* _TASK DIRECTIONS_: Update the material below by replacing every "colorbar-bin" with "colorbar-segment" and leaving everything else unchanged. Omit the pictures from your answer.

Data listing
^^^^^^^^

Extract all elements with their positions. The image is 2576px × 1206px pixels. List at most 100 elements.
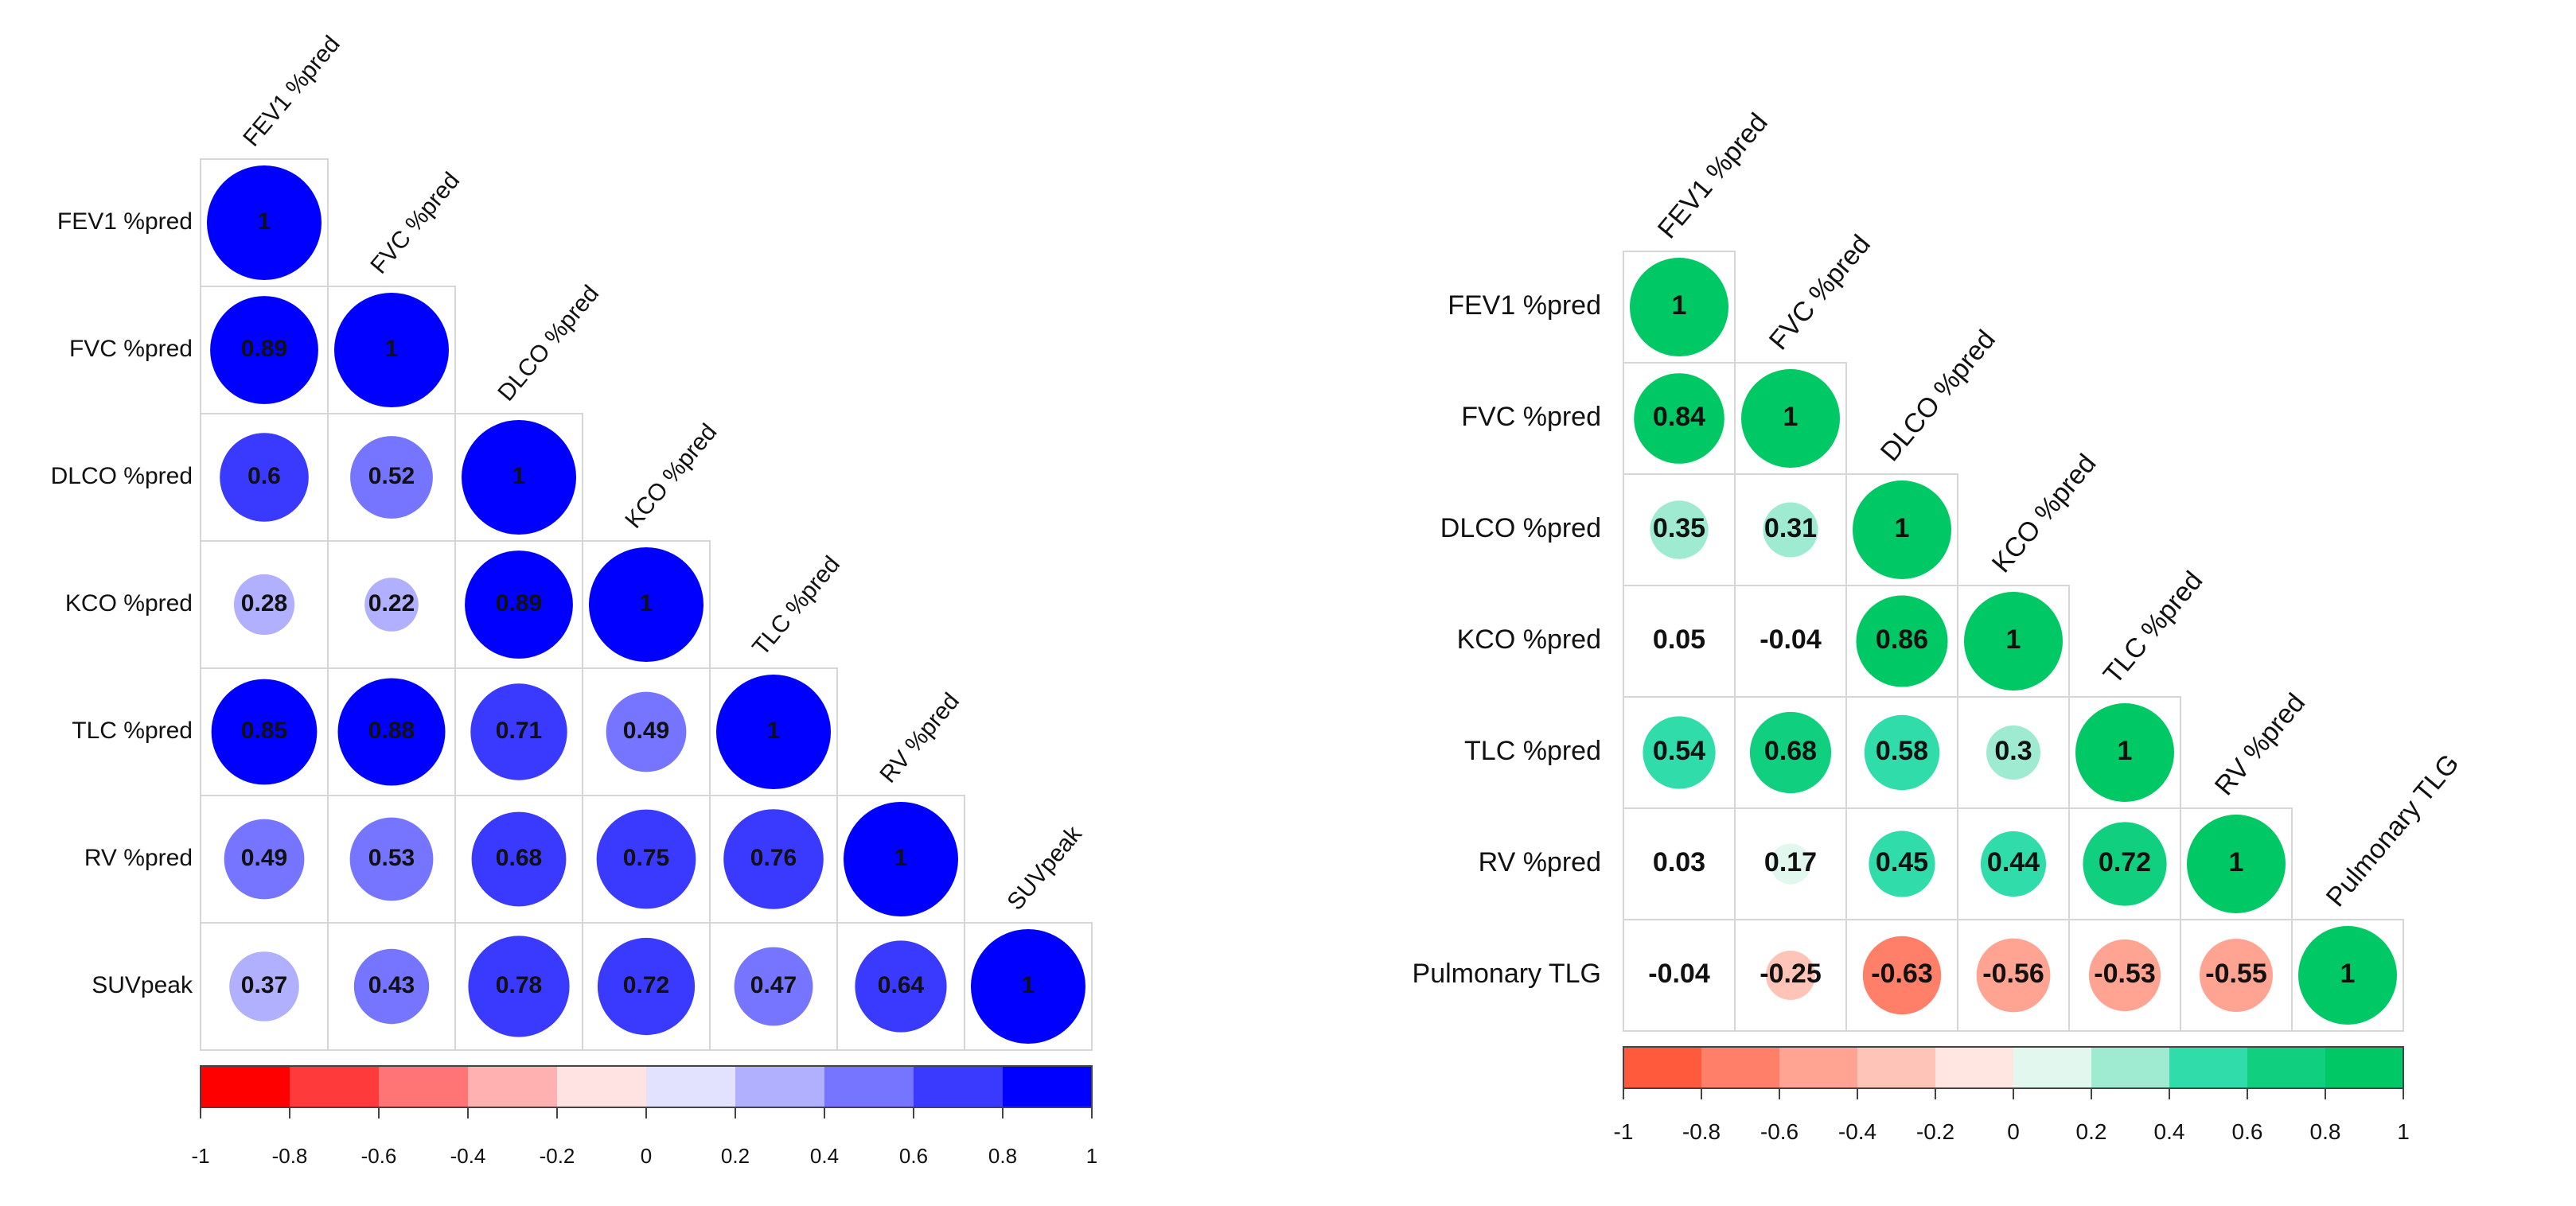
col-label-fev1-pred: FEV1 %pred: [1652, 107, 1774, 244]
corr-value-kco-pred-kco-pred: 1: [2006, 624, 2021, 655]
corr-value-rv-pred-fev1-pred: 0.49: [241, 845, 287, 871]
colorbar-bin: [735, 1066, 825, 1107]
corr-value-kco-pred-kco-pred: 1: [640, 590, 653, 617]
corr-value-pulmonary-tlg-dlco-pred: -0.63: [1871, 959, 1933, 989]
colorbar-tick-label: -0.4: [1838, 1119, 1876, 1144]
colorbar-tick-label: 0.8: [988, 1144, 1017, 1168]
corr-value-fev1-pred-fev1-pred: 1: [1672, 290, 1687, 321]
corr-circle-rv-pred-dlco-pred: [471, 811, 567, 907]
corr-value-kco-pred-dlco-pred: 0.86: [1876, 624, 1928, 655]
colorbar-tick-label: 0.4: [2154, 1119, 2185, 1144]
corr-value-tlc-pred-kco-pred: 0.49: [623, 718, 669, 744]
corr-circle-dlco-pred-fvc-pred: [1763, 502, 1818, 558]
corr-circle-tlc-pred-fvc-pred: [337, 678, 446, 786]
row-label-rv-pred: RV %pred: [1479, 847, 1601, 877]
colorbar-tick-label: 0: [641, 1144, 652, 1168]
corr-circle-fvc-pred-fev1-pred: [210, 296, 318, 404]
corr-value-rv-pred-tlc-pred: 0.76: [750, 845, 797, 871]
col-label-fvc-pred: FVC %pred: [365, 168, 465, 279]
corr-value-rv-pred-kco-pred: 0.44: [1987, 847, 2040, 877]
colorbar-bin: [557, 1066, 647, 1107]
corr-value-suvpeak-fev1-pred: 0.37: [241, 972, 287, 998]
corr-value-dlco-pred-fvc-pred: 0.52: [368, 463, 415, 489]
corr-value-kco-pred-fvc-pred: 0.22: [368, 590, 415, 617]
colorbar-tick-label: 1: [2397, 1119, 2410, 1144]
col-label-dlco-pred: DLCO %pred: [1875, 325, 2001, 467]
corr-value-fev1-pred-fev1-pred: 1: [258, 208, 271, 235]
corr-value-tlc-pred-tlc-pred: 1: [2118, 736, 2133, 766]
colorbar-tick-label: 0: [2007, 1119, 2020, 1144]
colorbar-tick-label: -0.8: [272, 1144, 308, 1168]
corr-circle-kco-pred-kco-pred: [1964, 592, 2063, 691]
corr-value-kco-pred-fvc-pred: -0.04: [1760, 624, 1822, 655]
col-label-fev1-pred: FEV1 %pred: [238, 31, 345, 152]
corr-circle-tlc-pred-fev1-pred: [1643, 716, 1716, 789]
corr-circle-dlco-pred-fev1-pred: [1650, 500, 1709, 559]
colorbar-bin: [1779, 1047, 1858, 1088]
corr-value-pulmonary-tlg-kco-pred: -0.56: [1982, 959, 2044, 989]
corr-circle-rv-pred-tlc-pred: [723, 809, 824, 909]
colorbar-tick-label: -0.2: [540, 1144, 575, 1168]
row-label-fvc-pred: FVC %pred: [1461, 402, 1601, 432]
colorbar-tick-label: -0.6: [1760, 1119, 1799, 1144]
colorbar-tick-label: -0.4: [450, 1144, 486, 1168]
row-label-tlc-pred: TLC %pred: [72, 718, 193, 744]
corr-circle-tlc-pred-fev1-pred: [211, 679, 318, 785]
col-label-kco-pred: KCO %pred: [620, 419, 722, 534]
cell-border: [964, 922, 1093, 1051]
corr-circle-rv-pred-dlco-pred: [1869, 831, 1935, 897]
corr-value-fvc-pred-fev1-pred: 0.89: [241, 336, 287, 362]
corr-value-pulmonary-tlg-fvc-pred: -0.25: [1760, 959, 1822, 989]
colorbar-tick-label: -0.2: [1916, 1119, 1954, 1144]
corr-value-tlc-pred-dlco-pred: 0.71: [496, 718, 542, 744]
corr-circle-rv-pred-tlc-pred: [2083, 822, 2167, 906]
corr-circle-suvpeak-rv-pred: [855, 940, 947, 1033]
corr-circle-kco-pred-fev1-pred: [233, 574, 295, 636]
corr-circle-fvc-pred-fev1-pred: [1634, 373, 1724, 464]
corr-value-fvc-pred-fev1-pred: 0.84: [1653, 402, 1705, 432]
corr-value-rv-pred-dlco-pred: 0.45: [1876, 847, 1928, 877]
colorbar-tick-label: 0.6: [2232, 1119, 2263, 1144]
col-label-tlc-pred: TLC %pred: [2098, 566, 2209, 690]
corr-value-pulmonary-tlg-tlc-pred: -0.53: [2094, 959, 2156, 989]
corr-value-fvc-pred-fvc-pred: 1: [385, 336, 399, 362]
corr-value-tlc-pred-fev1-pred: 0.54: [1653, 736, 1705, 766]
corr-circle-rv-pred-rv-pred: [2187, 815, 2286, 913]
row-label-fvc-pred: FVC %pred: [69, 336, 193, 362]
corr-circle-suvpeak-kco-pred: [597, 937, 696, 1036]
corr-value-rv-pred-fev1-pred: 0.03: [1653, 847, 1705, 877]
colorbar-tick-label: -0.8: [1682, 1119, 1721, 1144]
colorbar-bin: [2169, 1047, 2248, 1088]
row-label-suvpeak: SUVpeak: [92, 972, 193, 998]
row-label-dlco-pred: DLCO %pred: [1440, 513, 1601, 543]
colorbar-bin: [2247, 1047, 2326, 1088]
colorbar-tick-label: -0.6: [361, 1144, 397, 1168]
row-label-fev1-pred: FEV1 %pred: [1448, 290, 1601, 321]
corr-value-kco-pred-fev1-pred: 0.28: [241, 590, 287, 617]
corr-value-suvpeak-rv-pred: 0.64: [878, 972, 925, 998]
corr-circle-dlco-pred-dlco-pred: [1853, 480, 1951, 579]
corr-circle-pulmonary-tlg-kco-pred: [1976, 938, 2051, 1013]
corr-circle-fvc-pred-fvc-pred: [334, 293, 449, 407]
corr-circle-kco-pred-dlco-pred: [1856, 595, 1948, 687]
corr-value-dlco-pred-dlco-pred: 1: [512, 463, 526, 489]
corr-circle-rv-pred-fvc-pred: [349, 817, 434, 901]
colorbar-bin: [1857, 1047, 1936, 1088]
corr-value-rv-pred-fvc-pred: 0.53: [368, 845, 415, 871]
corr-circle-rv-pred-fev1-pred: [224, 819, 305, 900]
colorbar-bin: [1623, 1047, 1702, 1088]
corr-circle-suvpeak-suvpeak: [971, 929, 1085, 1044]
corr-circle-pulmonary-tlg-tlc-pred: [2088, 939, 2161, 1012]
corr-circle-pulmonary-tlg-fvc-pred: [1766, 951, 1815, 1000]
corr-value-rv-pred-rv-pred: 1: [2229, 847, 2244, 877]
corr-value-rv-pred-fvc-pred: 0.17: [1764, 847, 1817, 877]
row-label-tlc-pred: TLC %pred: [1464, 736, 1601, 766]
corr-value-dlco-pred-dlco-pred: 1: [1895, 513, 1910, 543]
corr-value-rv-pred-tlc-pred: 0.72: [2099, 847, 2151, 877]
corr-value-pulmonary-tlg-rv-pred: -0.55: [2205, 959, 2267, 989]
colorbar-bin: [1701, 1047, 1780, 1088]
colorbar-bin: [2325, 1047, 2404, 1088]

^^^^^^^^

* _ANSWER BELOW_:
Extract all elements with their positions. The image is 2576px × 1206px pixels. List at most 100 elements.
col-label-fev1-pred: FEV1 %pred: [1652, 107, 1774, 244]
corr-value-kco-pred-kco-pred: 1: [2006, 624, 2021, 655]
corr-value-rv-pred-fev1-pred: 0.49: [241, 845, 287, 871]
colorbar-segment: [735, 1066, 825, 1107]
corr-value-kco-pred-kco-pred: 1: [640, 590, 653, 617]
corr-value-pulmonary-tlg-dlco-pred: -0.63: [1871, 959, 1933, 989]
colorbar-tick-label: -0.4: [1838, 1119, 1876, 1144]
colorbar-tick-label: 0.8: [988, 1144, 1017, 1168]
corr-value-fev1-pred-fev1-pred: 1: [1672, 290, 1687, 321]
corr-circle-rv-pred-dlco-pred: [471, 811, 567, 907]
corr-value-kco-pred-dlco-pred: 0.86: [1876, 624, 1928, 655]
colorbar-tick-label: 0.4: [2154, 1119, 2185, 1144]
corr-value-tlc-pred-kco-pred: 0.49: [623, 718, 669, 744]
corr-circle-dlco-pred-fvc-pred: [1763, 502, 1818, 558]
corr-circle-tlc-pred-fvc-pred: [337, 678, 446, 786]
row-label-rv-pred: RV %pred: [1479, 847, 1601, 877]
colorbar-tick-label: 0: [641, 1144, 652, 1168]
corr-circle-fvc-pred-fev1-pred: [210, 296, 318, 404]
corr-value-rv-pred-tlc-pred: 0.76: [750, 845, 797, 871]
col-label-fvc-pred: FVC %pred: [365, 168, 465, 279]
corr-value-rv-pred-kco-pred: 0.44: [1987, 847, 2040, 877]
colorbar-segment: [557, 1066, 647, 1107]
corr-value-suvpeak-fev1-pred: 0.37: [241, 972, 287, 998]
corr-value-dlco-pred-fvc-pred: 0.52: [368, 463, 415, 489]
corr-value-kco-pred-fvc-pred: 0.22: [368, 590, 415, 617]
colorbar-tick-label: 1: [2397, 1119, 2410, 1144]
col-label-dlco-pred: DLCO %pred: [1875, 325, 2001, 467]
corr-value-fev1-pred-fev1-pred: 1: [258, 208, 271, 235]
corr-value-tlc-pred-tlc-pred: 1: [2118, 736, 2133, 766]
colorbar-tick-label: 0: [2007, 1119, 2020, 1144]
colorbar-tick-label: -0.8: [272, 1144, 308, 1168]
corr-circle-kco-pred-kco-pred: [1964, 592, 2063, 691]
corr-value-kco-pred-fvc-pred: -0.04: [1760, 624, 1822, 655]
col-label-fev1-pred: FEV1 %pred: [238, 31, 345, 152]
corr-circle-tlc-pred-fev1-pred: [1643, 716, 1716, 789]
corr-circle-dlco-pred-fev1-pred: [1650, 500, 1709, 559]
colorbar-segment: [1779, 1047, 1858, 1088]
corr-value-pulmonary-tlg-kco-pred: -0.56: [1982, 959, 2044, 989]
corr-circle-rv-pred-tlc-pred: [723, 809, 824, 909]
colorbar-tick-label: -0.2: [540, 1144, 575, 1168]
row-label-fvc-pred: FVC %pred: [1461, 402, 1601, 432]
colorbar-tick-label: -0.6: [1760, 1119, 1799, 1144]
colorbar-tick-label: -0.4: [450, 1144, 486, 1168]
row-label-tlc-pred: TLC %pred: [72, 718, 193, 744]
corr-circle-tlc-pred-fev1-pred: [211, 679, 318, 785]
col-label-kco-pred: KCO %pred: [620, 419, 722, 534]
cell-border: [964, 922, 1093, 1051]
corr-circle-rv-pred-dlco-pred: [1869, 831, 1935, 897]
corr-value-fvc-pred-fev1-pred: 0.89: [241, 336, 287, 362]
corr-value-pulmonary-tlg-fvc-pred: -0.25: [1760, 959, 1822, 989]
colorbar-tick-label: -0.2: [1916, 1119, 1954, 1144]
corr-value-tlc-pred-dlco-pred: 0.71: [496, 718, 542, 744]
corr-circle-rv-pred-tlc-pred: [2083, 822, 2167, 906]
corr-circle-suvpeak-rv-pred: [855, 940, 947, 1033]
corr-circle-kco-pred-fev1-pred: [233, 574, 295, 636]
corr-circle-fvc-pred-fev1-pred: [1634, 373, 1724, 464]
corr-value-fvc-pred-fev1-pred: 0.84: [1653, 402, 1705, 432]
corr-value-rv-pred-dlco-pred: 0.45: [1876, 847, 1928, 877]
colorbar-tick-label: 0.6: [2232, 1119, 2263, 1144]
col-label-tlc-pred: TLC %pred: [2098, 566, 2209, 690]
corr-value-pulmonary-tlg-tlc-pred: -0.53: [2094, 959, 2156, 989]
corr-value-fvc-pred-fvc-pred: 1: [385, 336, 399, 362]
corr-value-tlc-pred-fev1-pred: 0.54: [1653, 736, 1705, 766]
corr-circle-rv-pred-rv-pred: [2187, 815, 2286, 913]
row-label-fvc-pred: FVC %pred: [69, 336, 193, 362]
corr-circle-suvpeak-kco-pred: [597, 937, 696, 1036]
corr-value-rv-pred-fev1-pred: 0.03: [1653, 847, 1705, 877]
colorbar-tick-label: -0.8: [1682, 1119, 1721, 1144]
colorbar-segment: [2169, 1047, 2248, 1088]
row-label-suvpeak: SUVpeak: [92, 972, 193, 998]
row-label-dlco-pred: DLCO %pred: [1440, 513, 1601, 543]
colorbar-segment: [2247, 1047, 2326, 1088]
colorbar-tick-label: -0.6: [361, 1144, 397, 1168]
row-label-fev1-pred: FEV1 %pred: [1448, 290, 1601, 321]
corr-value-kco-pred-fev1-pred: 0.28: [241, 590, 287, 617]
corr-value-suvpeak-rv-pred: 0.64: [878, 972, 925, 998]
corr-circle-dlco-pred-dlco-pred: [1853, 480, 1951, 579]
corr-circle-pulmonary-tlg-kco-pred: [1976, 938, 2051, 1013]
corr-circle-fvc-pred-fvc-pred: [334, 293, 449, 407]
corr-circle-kco-pred-dlco-pred: [1856, 595, 1948, 687]
corr-value-dlco-pred-dlco-pred: 1: [512, 463, 526, 489]
corr-circle-rv-pred-fvc-pred: [349, 817, 434, 901]
colorbar-segment: [1857, 1047, 1936, 1088]
corr-value-rv-pred-fvc-pred: 0.53: [368, 845, 415, 871]
corr-circle-rv-pred-fev1-pred: [224, 819, 305, 900]
colorbar-segment: [1623, 1047, 1702, 1088]
corr-circle-suvpeak-suvpeak: [971, 929, 1085, 1044]
corr-circle-pulmonary-tlg-tlc-pred: [2088, 939, 2161, 1012]
corr-circle-pulmonary-tlg-fvc-pred: [1766, 951, 1815, 1000]
corr-value-rv-pred-rv-pred: 1: [2229, 847, 2244, 877]
corr-value-rv-pred-fvc-pred: 0.17: [1764, 847, 1817, 877]
row-label-tlc-pred: TLC %pred: [1464, 736, 1601, 766]
corr-value-dlco-pred-dlco-pred: 1: [1895, 513, 1910, 543]
corr-value-rv-pred-tlc-pred: 0.72: [2099, 847, 2151, 877]
corr-value-pulmonary-tlg-rv-pred: -0.55: [2205, 959, 2267, 989]
colorbar-segment: [1701, 1047, 1780, 1088]
colorbar-segment: [2325, 1047, 2404, 1088]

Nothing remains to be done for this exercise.